─── Dataset records

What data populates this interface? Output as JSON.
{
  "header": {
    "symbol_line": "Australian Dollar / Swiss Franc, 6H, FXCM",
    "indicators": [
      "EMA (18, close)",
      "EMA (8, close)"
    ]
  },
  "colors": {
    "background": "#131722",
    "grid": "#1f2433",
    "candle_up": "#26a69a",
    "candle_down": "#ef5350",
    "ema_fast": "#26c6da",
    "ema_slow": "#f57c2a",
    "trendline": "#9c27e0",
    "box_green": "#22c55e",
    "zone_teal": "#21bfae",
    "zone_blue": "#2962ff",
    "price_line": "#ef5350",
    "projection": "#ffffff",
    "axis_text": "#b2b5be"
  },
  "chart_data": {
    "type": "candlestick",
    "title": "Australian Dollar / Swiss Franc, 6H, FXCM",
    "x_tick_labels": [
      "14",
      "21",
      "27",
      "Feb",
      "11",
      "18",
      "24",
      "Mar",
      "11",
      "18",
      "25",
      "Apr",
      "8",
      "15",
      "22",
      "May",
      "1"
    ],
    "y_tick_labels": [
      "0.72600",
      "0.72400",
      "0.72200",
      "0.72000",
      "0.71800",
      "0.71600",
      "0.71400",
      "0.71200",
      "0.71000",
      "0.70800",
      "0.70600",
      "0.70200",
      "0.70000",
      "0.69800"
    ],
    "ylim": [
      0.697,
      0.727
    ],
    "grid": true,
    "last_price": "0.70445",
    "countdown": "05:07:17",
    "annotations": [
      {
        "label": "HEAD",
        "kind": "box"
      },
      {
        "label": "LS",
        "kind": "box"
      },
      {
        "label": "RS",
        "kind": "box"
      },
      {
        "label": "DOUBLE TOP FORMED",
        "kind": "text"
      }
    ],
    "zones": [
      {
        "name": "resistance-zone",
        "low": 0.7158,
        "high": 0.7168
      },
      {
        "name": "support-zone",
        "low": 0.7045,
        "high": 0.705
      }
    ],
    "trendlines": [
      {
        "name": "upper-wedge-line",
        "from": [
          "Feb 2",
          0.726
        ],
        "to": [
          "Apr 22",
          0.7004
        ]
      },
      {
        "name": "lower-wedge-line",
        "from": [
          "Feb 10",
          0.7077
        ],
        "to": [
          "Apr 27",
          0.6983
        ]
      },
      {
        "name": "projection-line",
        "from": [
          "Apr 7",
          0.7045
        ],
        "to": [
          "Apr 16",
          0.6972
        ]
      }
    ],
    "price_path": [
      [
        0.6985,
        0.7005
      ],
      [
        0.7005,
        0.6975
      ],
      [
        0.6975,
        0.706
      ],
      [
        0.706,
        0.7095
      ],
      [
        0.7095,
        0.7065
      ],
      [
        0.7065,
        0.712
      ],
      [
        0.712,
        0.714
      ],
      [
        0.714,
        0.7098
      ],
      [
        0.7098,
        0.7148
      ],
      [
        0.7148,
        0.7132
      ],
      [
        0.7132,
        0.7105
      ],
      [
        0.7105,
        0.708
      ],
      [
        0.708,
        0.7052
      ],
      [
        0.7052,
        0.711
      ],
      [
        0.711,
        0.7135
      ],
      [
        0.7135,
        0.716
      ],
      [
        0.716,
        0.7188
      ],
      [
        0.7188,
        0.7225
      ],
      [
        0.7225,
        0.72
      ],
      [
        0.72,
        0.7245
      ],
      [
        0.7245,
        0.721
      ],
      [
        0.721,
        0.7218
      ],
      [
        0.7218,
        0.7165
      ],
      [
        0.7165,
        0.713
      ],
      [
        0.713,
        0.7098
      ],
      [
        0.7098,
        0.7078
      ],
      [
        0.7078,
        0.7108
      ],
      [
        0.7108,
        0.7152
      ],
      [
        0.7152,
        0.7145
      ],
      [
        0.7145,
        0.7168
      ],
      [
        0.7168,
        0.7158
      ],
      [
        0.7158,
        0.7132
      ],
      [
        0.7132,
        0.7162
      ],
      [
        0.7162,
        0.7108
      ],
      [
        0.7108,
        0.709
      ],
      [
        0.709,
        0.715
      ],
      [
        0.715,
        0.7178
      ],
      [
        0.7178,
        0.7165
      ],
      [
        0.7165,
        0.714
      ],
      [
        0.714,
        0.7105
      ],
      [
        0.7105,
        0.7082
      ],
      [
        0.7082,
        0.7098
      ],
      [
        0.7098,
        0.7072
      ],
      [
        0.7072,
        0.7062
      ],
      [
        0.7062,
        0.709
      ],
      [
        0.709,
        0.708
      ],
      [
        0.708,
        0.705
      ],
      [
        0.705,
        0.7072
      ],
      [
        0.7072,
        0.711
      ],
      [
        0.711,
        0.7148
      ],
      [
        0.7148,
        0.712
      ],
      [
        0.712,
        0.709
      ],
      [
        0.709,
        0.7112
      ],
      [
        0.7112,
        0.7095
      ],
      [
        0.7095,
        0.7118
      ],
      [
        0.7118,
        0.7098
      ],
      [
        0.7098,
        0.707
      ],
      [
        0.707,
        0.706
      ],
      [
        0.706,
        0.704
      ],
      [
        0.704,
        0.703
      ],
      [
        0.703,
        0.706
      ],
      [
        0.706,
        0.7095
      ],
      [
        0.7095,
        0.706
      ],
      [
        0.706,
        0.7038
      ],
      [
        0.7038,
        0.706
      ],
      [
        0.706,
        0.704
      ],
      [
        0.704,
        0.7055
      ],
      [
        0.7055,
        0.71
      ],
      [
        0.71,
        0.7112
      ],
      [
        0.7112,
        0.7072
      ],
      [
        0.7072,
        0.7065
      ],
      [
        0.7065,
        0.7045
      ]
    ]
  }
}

──────

> [Short exercise]
Output the lines above verbatim and in full.

> [Result]
What data populates this interface? Output as JSON.
{
  "header": {
    "symbol_line": "Australian Dollar / Swiss Franc, 6H, FXCM",
    "indicators": [
      "EMA (18, close)",
      "EMA (8, close)"
    ]
  },
  "colors": {
    "background": "#131722",
    "grid": "#1f2433",
    "candle_up": "#26a69a",
    "candle_down": "#ef5350",
    "ema_fast": "#26c6da",
    "ema_slow": "#f57c2a",
    "trendline": "#9c27e0",
    "box_green": "#22c55e",
    "zone_teal": "#21bfae",
    "zone_blue": "#2962ff",
    "price_line": "#ef5350",
    "projection": "#ffffff",
    "axis_text": "#b2b5be"
  },
  "chart_data": {
    "type": "candlestick",
    "title": "Australian Dollar / Swiss Franc, 6H, FXCM",
    "x_tick_labels": [
      "14",
      "21",
      "27",
      "Feb",
      "11",
      "18",
      "24",
      "Mar",
      "11",
      "18",
      "25",
      "Apr",
      "8",
      "15",
      "22",
      "May",
      "1"
    ],
    "y_tick_labels": [
      "0.72600",
      "0.72400",
      "0.72200",
      "0.72000",
      "0.71800",
      "0.71600",
      "0.71400",
      "0.71200",
      "0.71000",
      "0.70800",
      "0.70600",
      "0.70200",
      "0.70000",
      "0.69800"
    ],
    "ylim": [
      0.697,
      0.727
    ],
    "grid": true,
    "last_price": "0.70445",
    "countdown": "05:07:17",
    "annotations": [
      {
        "label": "HEAD",
        "kind": "box"
      },
      {
        "label": "LS",
        "kind": "box"
      },
      {
        "label": "RS",
        "kind": "box"
      },
      {
        "label": "DOUBLE TOP FORMED",
        "kind": "text"
      }
    ],
    "zones": [
      {
        "name": "resistance-zone",
        "low": 0.7158,
        "high": 0.7168
      },
      {
        "name": "support-zone",
        "low": 0.7045,
        "high": 0.705
      }
    ],
    "trendlines": [
      {
        "name": "upper-wedge-line",
        "from": [
          "Feb 2",
          0.726
        ],
        "to": [
          "Apr 22",
          0.7004
        ]
      },
      {
        "name": "lower-wedge-line",
        "from": [
          "Feb 10",
          0.7077
        ],
        "to": [
          "Apr 27",
          0.6983
        ]
      },
      {
        "name": "projection-line",
        "from": [
          "Apr 7",
          0.7045
        ],
        "to": [
          "Apr 16",
          0.6972
        ]
      }
    ],
    "price_path": [
      [
        0.6985,
        0.7005
      ],
      [
        0.7005,
        0.6975
      ],
      [
        0.6975,
        0.706
      ],
      [
        0.706,
        0.7095
      ],
      [
        0.7095,
        0.7065
      ],
      [
        0.7065,
        0.712
      ],
      [
        0.712,
        0.714
      ],
      [
        0.714,
        0.7098
      ],
      [
        0.7098,
        0.7148
      ],
      [
        0.7148,
        0.7132
      ],
      [
        0.7132,
        0.7105
      ],
      [
        0.7105,
        0.708
      ],
      [
        0.708,
        0.7052
      ],
      [
        0.7052,
        0.711
      ],
      [
        0.711,
        0.7135
      ],
      [
        0.7135,
        0.716
      ],
      [
        0.716,
        0.7188
      ],
      [
        0.7188,
        0.7225
      ],
      [
        0.7225,
        0.72
      ],
      [
        0.72,
        0.7245
      ],
      [
        0.7245,
        0.721
      ],
      [
        0.721,
        0.7218
      ],
      [
        0.7218,
        0.7165
      ],
      [
        0.7165,
        0.713
      ],
      [
        0.713,
        0.7098
      ],
      [
        0.7098,
        0.7078
      ],
      [
        0.7078,
        0.7108
      ],
      [
        0.7108,
        0.7152
      ],
      [
        0.7152,
        0.7145
      ],
      [
        0.7145,
        0.7168
      ],
      [
        0.7168,
        0.7158
      ],
      [
        0.7158,
        0.7132
      ],
      [
        0.7132,
        0.7162
      ],
      [
        0.7162,
        0.7108
      ],
      [
        0.7108,
        0.709
      ],
      [
        0.709,
        0.715
      ],
      [
        0.715,
        0.7178
      ],
      [
        0.7178,
        0.7165
      ],
      [
        0.7165,
        0.714
      ],
      [
        0.714,
        0.7105
      ],
      [
        0.7105,
        0.7082
      ],
      [
        0.7082,
        0.7098
      ],
      [
        0.7098,
        0.7072
      ],
      [
        0.7072,
        0.7062
      ],
      [
        0.7062,
        0.709
      ],
      [
        0.709,
        0.708
      ],
      [
        0.708,
        0.705
      ],
      [
        0.705,
        0.7072
      ],
      [
        0.7072,
        0.711
      ],
      [
        0.711,
        0.7148
      ],
      [
        0.7148,
        0.712
      ],
      [
        0.712,
        0.709
      ],
      [
        0.709,
        0.7112
      ],
      [
        0.7112,
        0.7095
      ],
      [
        0.7095,
        0.7118
      ],
      [
        0.7118,
        0.7098
      ],
      [
        0.7098,
        0.707
      ],
      [
        0.707,
        0.706
      ],
      [
        0.706,
        0.704
      ],
      [
        0.704,
        0.703
      ],
      [
        0.703,
        0.706
      ],
      [
        0.706,
        0.7095
      ],
      [
        0.7095,
        0.706
      ],
      [
        0.706,
        0.7038
      ],
      [
        0.7038,
        0.706
      ],
      [
        0.706,
        0.704
      ],
      [
        0.704,
        0.7055
      ],
      [
        0.7055,
        0.71
      ],
      [
        0.71,
        0.7112
      ],
      [
        0.7112,
        0.7072
      ],
      [
        0.7072,
        0.7065
      ],
      [
        0.7065,
        0.7045
      ]
    ]
  }
}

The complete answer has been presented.